:: What to work on ::
Transcribe each of the records below exactly, excluding all pictures.

:: Available data ::

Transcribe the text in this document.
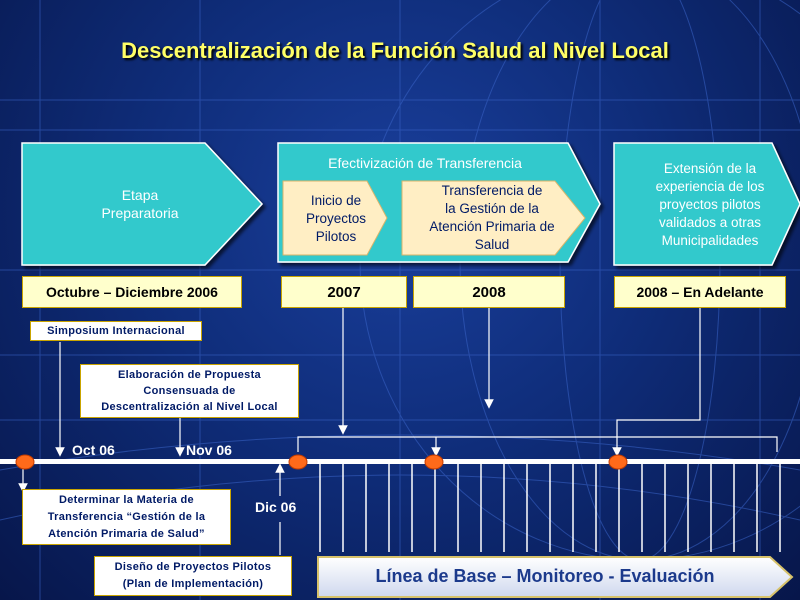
Descentralización de la Función Salud al Nivel Local
Etapa
Preparatoria
Efectivización de Transferencia
Inicio de
Proyectos
Pilotos
Transferencia de
la Gestión de la
Atención Primaria de
Salud
Extensión de la
experiencia de los
proyectos pilotos
validados a otras
Municipalidades
Octubre – Diciembre 2006	2007	2008	2008 – En Adelante
Simposium Internacional
Elaboración de Propuesta
Consensuada de
Descentralización al Nivel Local
Determinar la Materia de
Transferencia “Gestión de la
Atención Primaria de Salud”
Diseño de Proyectos Pilotos
(Plan de Implementación)
Oct 06	Nov 06
Dic 06
Línea de Base – Monitoreo - Evaluación
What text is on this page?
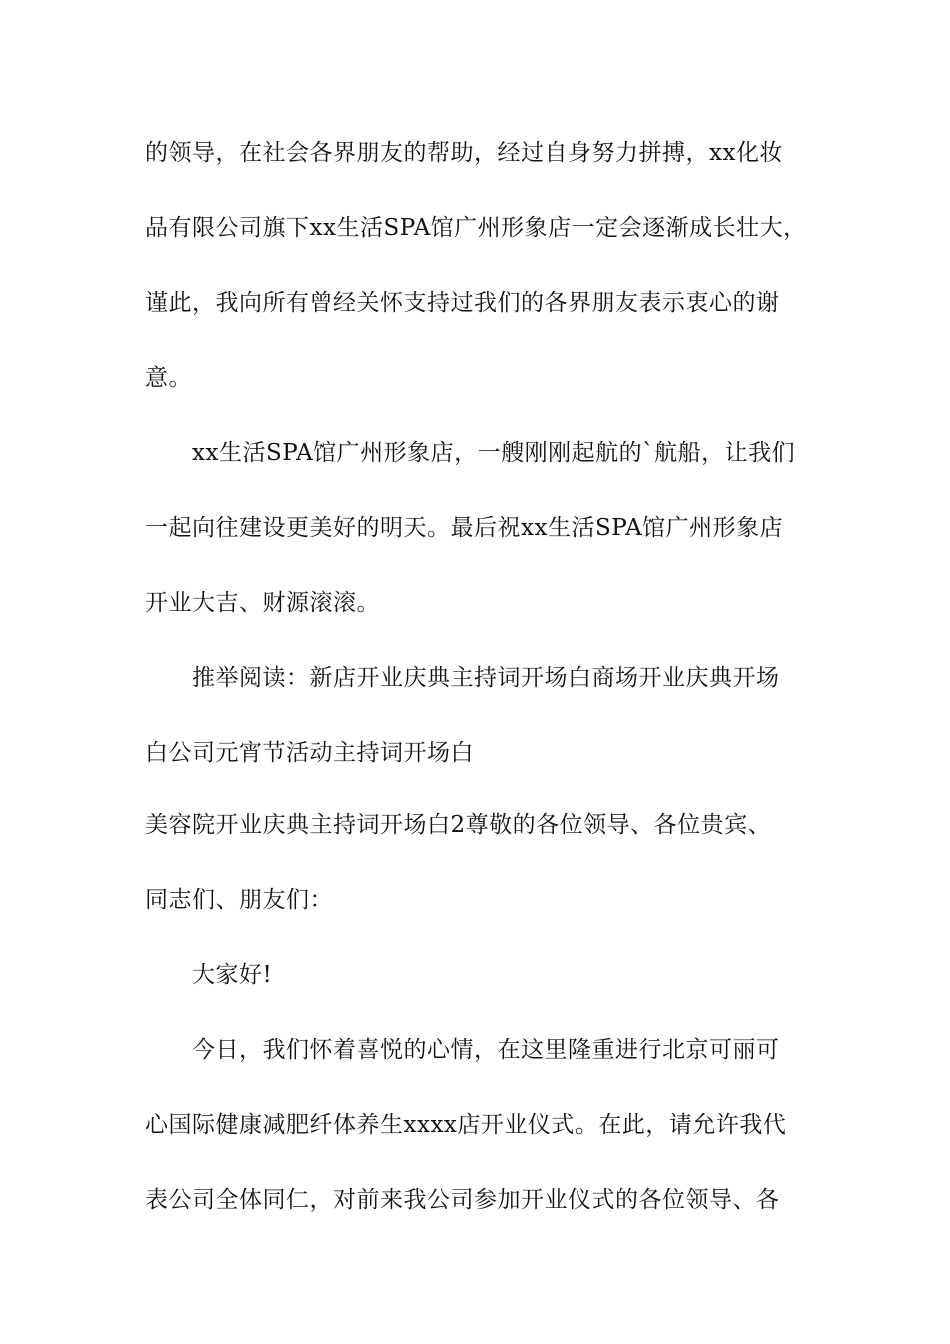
的领导，在社会各界朋友的帮助，经过自身努力拼搏，xx化妆
品有限公司旗下xx生活SPA馆广州形象店一定会逐渐成长壮大，
谨此，我向所有曾经关怀支持过我们的各界朋友表示衷心的谢
意。
xx生活SPA馆广州形象店，一艘刚刚起航的`航船，让我们
一起向往建设更美好的明天。最后祝xx生活SPA馆广州形象店
开业大吉、财源滚滚。
推举阅读：新店开业庆典主持词开场白商场开业庆典开场
白公司元宵节活动主持词开场白
美容院开业庆典主持词开场白2尊敬的各位领导、各位贵宾、
同志们、朋友们：
大家好!
今日，我们怀着喜悦的心情，在这里隆重进行北京可丽可
心国际健康减肥纤体养生xxxx店开业仪式。在此，请允许我代
表公司全体同仁，对前来我公司参加开业仪式的各位领导、各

:: Written answer ::
Transcribe the text in this document.
Descentralización de la Función Salud al Nivel Local
Etapa
Preparatoria
Efectivización de Transferencia
Inicio de
Proyectos
Pilotos
Transferencia de
la Gestión de la
Atención Primaria de
Salud
Extensión de la
experiencia de los
proyectos pilotos
validados a otras
Municipalidades
Octubre – Diciembre 2006	2007	2008	2008 – En Adelante
Simposium Internacional
Elaboración de Propuesta
Consensuada de
Descentralización al Nivel Local
Determinar la Materia de
Transferencia “Gestión de la
Atención Primaria de Salud”
Diseño de Proyectos Pilotos
(Plan de Implementación)
Oct 06	Nov 06
Dic 06
Línea de Base – Monitoreo - Evaluación
What text is on this page?
的领导，在社会各界朋友的帮助，经过自身努力拼搏，xx化妆
品有限公司旗下xx生活SPA馆广州形象店一定会逐渐成长壮大，
谨此，我向所有曾经关怀支持过我们的各界朋友表示衷心的谢
意。
xx生活SPA馆广州形象店，一艘刚刚起航的`航船，让我们
一起向往建设更美好的明天。最后祝xx生活SPA馆广州形象店
开业大吉、财源滚滚。
推举阅读：新店开业庆典主持词开场白商场开业庆典开场
白公司元宵节活动主持词开场白
美容院开业庆典主持词开场白2尊敬的各位领导、各位贵宾、
同志们、朋友们：
大家好!
今日，我们怀着喜悦的心情，在这里隆重进行北京可丽可
心国际健康减肥纤体养生xxxx店开业仪式。在此，请允许我代
表公司全体同仁，对前来我公司参加开业仪式的各位领导、各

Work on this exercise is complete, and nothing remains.